## Start
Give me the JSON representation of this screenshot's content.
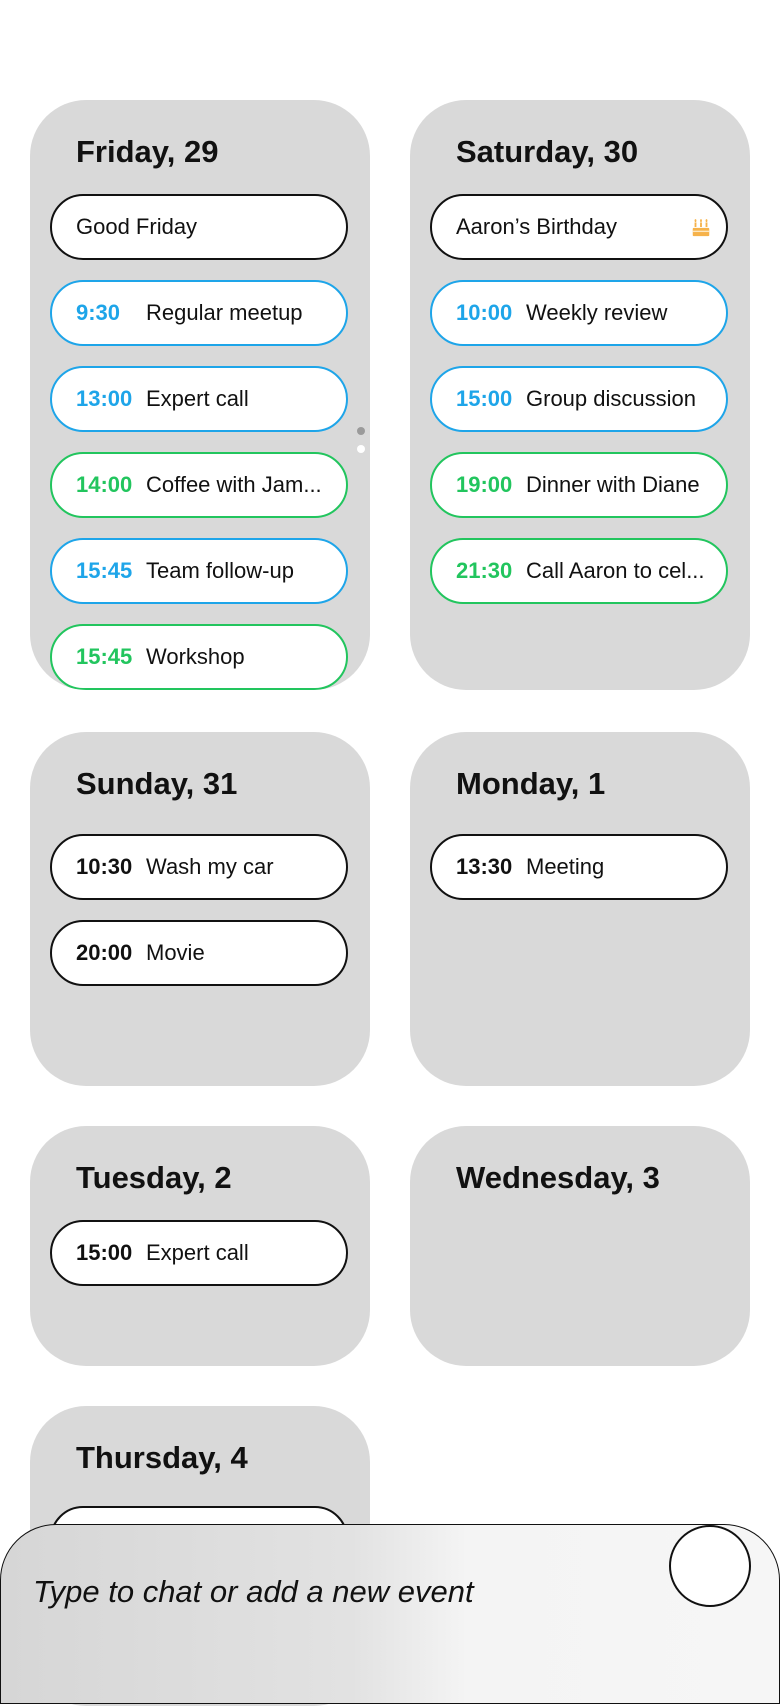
{
  "days": [
    {
      "title": "Friday, 29",
      "events": [
        {
          "type": "holiday",
          "title": "Good Friday"
        },
        {
          "time": "9:30",
          "title": "Regular meetup"
        },
        {
          "time": "13:00",
          "title": "Expert call"
        },
        {
          "time": "14:00",
          "title": "Coffee with Jam..."
        },
        {
          "time": "15:45",
          "title": "Team follow-up"
        },
        {
          "time": "15:45",
          "title": "Workshop"
        }
      ]
    },
    {
      "title": "Saturday, 30",
      "events": [
        {
          "type": "birthday",
          "title": "Aaron’s Birthday",
          "icon": "birthday-cake-icon"
        },
        {
          "time": "10:00",
          "title": "Weekly review"
        },
        {
          "time": "15:00",
          "title": "Group discussion"
        },
        {
          "time": "19:00",
          "title": "Dinner with Diane"
        },
        {
          "time": "21:30",
          "title": "Call Aaron to cel..."
        }
      ]
    },
    {
      "title": "Sunday, 31",
      "events": [
        {
          "time": "10:30",
          "title": "Wash my car"
        },
        {
          "time": "20:00",
          "title": "Movie"
        }
      ]
    },
    {
      "title": "Monday, 1",
      "events": [
        {
          "time": "13:30",
          "title": "Meeting"
        }
      ]
    },
    {
      "title": "Tuesday, 2",
      "events": [
        {
          "time": "15:00",
          "title": "Expert call"
        }
      ]
    },
    {
      "title": "Wednesday, 3",
      "events": []
    },
    {
      "title": "Thursday, 4",
      "events": []
    }
  ],
  "chat": {
    "placeholder": "Type to chat or add a new event",
    "mic_icon": "microphone-icon"
  },
  "colors": {
    "card": "#d9d9d9",
    "blue": "#1ea5e9",
    "green": "#22c55e",
    "cake": "#f6b24a"
  }
}
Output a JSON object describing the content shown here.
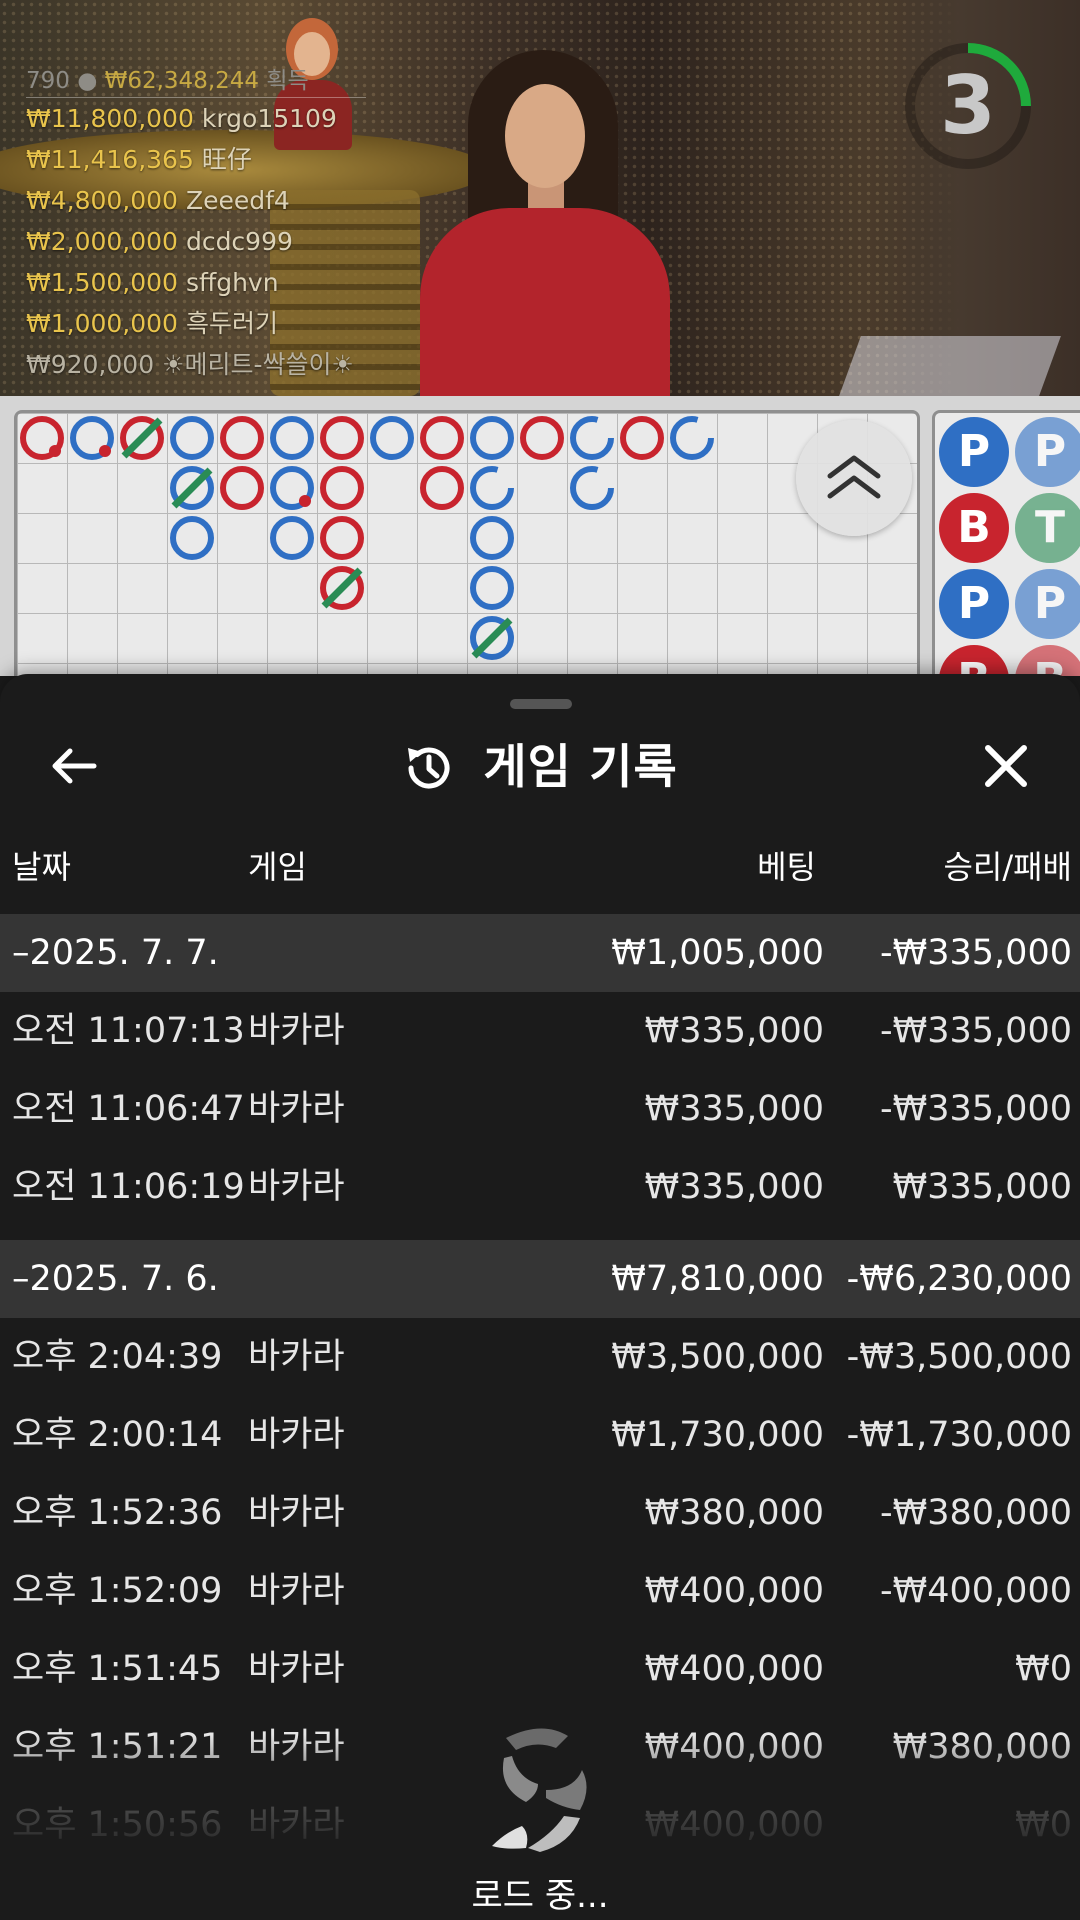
## End
§ TASK INSTRUCTIONS
Write out every line of the data that holds the word "Aaron".

§ THE REPLY
          "title": "Aaron’s Birthday",
          "title": "Call Aaron to cel..."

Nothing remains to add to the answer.